__SET EXERCISE__
Pull each line holding "Class" out of the entries below.

(Dataset items)

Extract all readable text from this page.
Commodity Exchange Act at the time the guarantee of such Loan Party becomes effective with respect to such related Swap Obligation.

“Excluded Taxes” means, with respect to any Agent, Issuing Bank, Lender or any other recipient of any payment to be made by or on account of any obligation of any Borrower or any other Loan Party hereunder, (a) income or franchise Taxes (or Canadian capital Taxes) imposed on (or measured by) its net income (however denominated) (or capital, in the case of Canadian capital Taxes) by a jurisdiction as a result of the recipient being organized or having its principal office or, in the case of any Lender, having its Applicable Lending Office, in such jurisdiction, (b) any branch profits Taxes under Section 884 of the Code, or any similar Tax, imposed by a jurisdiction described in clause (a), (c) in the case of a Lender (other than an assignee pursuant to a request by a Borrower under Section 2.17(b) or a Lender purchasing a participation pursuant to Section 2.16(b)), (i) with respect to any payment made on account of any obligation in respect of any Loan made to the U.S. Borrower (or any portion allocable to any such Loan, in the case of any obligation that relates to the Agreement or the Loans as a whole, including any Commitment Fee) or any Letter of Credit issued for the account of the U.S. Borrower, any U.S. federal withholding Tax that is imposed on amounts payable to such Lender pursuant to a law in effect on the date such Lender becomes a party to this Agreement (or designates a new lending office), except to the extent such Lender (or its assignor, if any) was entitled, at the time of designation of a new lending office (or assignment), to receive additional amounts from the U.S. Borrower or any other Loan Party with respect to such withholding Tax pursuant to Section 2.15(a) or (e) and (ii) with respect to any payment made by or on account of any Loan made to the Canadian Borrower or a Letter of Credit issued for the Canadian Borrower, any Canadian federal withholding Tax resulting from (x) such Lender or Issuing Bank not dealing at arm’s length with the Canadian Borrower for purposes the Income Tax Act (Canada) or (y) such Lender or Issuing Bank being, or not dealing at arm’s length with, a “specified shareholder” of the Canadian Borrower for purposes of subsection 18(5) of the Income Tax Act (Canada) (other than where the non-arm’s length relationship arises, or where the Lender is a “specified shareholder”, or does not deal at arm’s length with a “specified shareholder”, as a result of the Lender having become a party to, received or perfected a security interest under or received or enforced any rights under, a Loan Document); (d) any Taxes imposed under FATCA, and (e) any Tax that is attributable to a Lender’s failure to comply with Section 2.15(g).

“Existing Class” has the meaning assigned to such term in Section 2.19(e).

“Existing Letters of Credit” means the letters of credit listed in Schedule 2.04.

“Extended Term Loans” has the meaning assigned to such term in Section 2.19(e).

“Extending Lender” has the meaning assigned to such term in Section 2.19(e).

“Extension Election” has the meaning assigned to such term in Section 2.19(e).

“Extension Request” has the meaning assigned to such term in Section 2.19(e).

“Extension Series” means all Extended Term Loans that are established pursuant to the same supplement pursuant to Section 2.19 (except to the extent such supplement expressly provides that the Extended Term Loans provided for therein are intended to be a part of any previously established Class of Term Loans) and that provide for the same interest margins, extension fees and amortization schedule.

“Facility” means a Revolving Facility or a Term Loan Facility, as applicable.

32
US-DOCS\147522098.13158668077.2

__COMPLETED EXERCISE__
“Existing Class” has the meaning assigned to such term in Section 2.19(e).
“Extension Series” means all Extended Term Loans that are established pursuant to the same supplement pursuant to Section 2.19 (except to the extent such supplement expressly provides that the Extended Term Loans provided for therein are intended to be a part of any previously established Class of Term Loans) and that provide for the same interest margins, extension fees and amortization schedule.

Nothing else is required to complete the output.